* START *

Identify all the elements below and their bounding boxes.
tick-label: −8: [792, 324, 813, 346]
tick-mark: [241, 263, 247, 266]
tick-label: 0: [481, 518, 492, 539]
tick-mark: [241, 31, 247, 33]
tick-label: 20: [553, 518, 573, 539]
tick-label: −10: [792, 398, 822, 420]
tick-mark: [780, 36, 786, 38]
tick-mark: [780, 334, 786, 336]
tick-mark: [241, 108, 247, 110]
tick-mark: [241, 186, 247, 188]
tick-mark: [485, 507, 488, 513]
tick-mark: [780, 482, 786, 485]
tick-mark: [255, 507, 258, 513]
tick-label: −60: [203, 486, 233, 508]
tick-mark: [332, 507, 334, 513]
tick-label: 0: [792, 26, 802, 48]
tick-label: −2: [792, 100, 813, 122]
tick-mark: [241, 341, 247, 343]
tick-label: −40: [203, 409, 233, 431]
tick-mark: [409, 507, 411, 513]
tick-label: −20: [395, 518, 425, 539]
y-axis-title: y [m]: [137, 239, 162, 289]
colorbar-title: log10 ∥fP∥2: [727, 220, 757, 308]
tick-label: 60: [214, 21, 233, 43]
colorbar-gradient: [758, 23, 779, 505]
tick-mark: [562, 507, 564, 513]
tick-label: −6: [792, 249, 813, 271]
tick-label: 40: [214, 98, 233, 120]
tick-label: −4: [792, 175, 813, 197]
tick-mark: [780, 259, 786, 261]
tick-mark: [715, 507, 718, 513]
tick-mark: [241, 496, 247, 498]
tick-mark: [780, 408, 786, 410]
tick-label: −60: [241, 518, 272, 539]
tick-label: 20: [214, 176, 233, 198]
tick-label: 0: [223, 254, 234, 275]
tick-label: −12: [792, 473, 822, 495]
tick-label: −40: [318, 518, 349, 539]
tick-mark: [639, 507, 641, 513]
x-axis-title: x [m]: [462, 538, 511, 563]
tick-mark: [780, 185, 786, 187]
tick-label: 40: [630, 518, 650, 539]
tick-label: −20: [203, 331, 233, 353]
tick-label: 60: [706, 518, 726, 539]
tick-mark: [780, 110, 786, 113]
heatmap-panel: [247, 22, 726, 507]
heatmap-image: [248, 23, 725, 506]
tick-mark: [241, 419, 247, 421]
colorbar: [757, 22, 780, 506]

* END *

▸ **TASK DETAILS**
Turn the records above into a JSON list of strings, one string per line, starting at the first line and ending at the line containing "colorbar-gradient: [758, 23, 779, 505]". Leave out any blank lines.

▸ **WORKED SOLUTION**
[
  "Identify all the elements below and their bounding boxes.",
  "tick-label: −8: [792, 324, 813, 346]",
  "tick-mark: [241, 263, 247, 266]",
  "tick-label: 0: [481, 518, 492, 539]",
  "tick-mark: [241, 31, 247, 33]",
  "tick-label: 20: [553, 518, 573, 539]",
  "tick-label: −10: [792, 398, 822, 420]",
  "tick-mark: [780, 36, 786, 38]",
  "tick-mark: [780, 334, 786, 336]",
  "tick-mark: [241, 108, 247, 110]",
  "tick-mark: [241, 186, 247, 188]",
  "tick-mark: [485, 507, 488, 513]",
  "tick-mark: [780, 482, 786, 485]",
  "tick-mark: [255, 507, 258, 513]",
  "tick-label: −60: [203, 486, 233, 508]",
  "tick-mark: [332, 507, 334, 513]",
  "tick-label: 0: [792, 26, 802, 48]",
  "tick-label: −2: [792, 100, 813, 122]",
  "tick-mark: [241, 341, 247, 343]",
  "tick-label: −40: [203, 409, 233, 431]",
  "tick-mark: [409, 507, 411, 513]",
  "tick-label: −20: [395, 518, 425, 539]",
  "y-axis-title: y [m]: [137, 239, 162, 289]",
  "colorbar-title: log10 ∥fP∥2: [727, 220, 757, 308]",
  "tick-label: 60: [214, 21, 233, 43]",
  "colorbar-gradient: [758, 23, 779, 505]"
]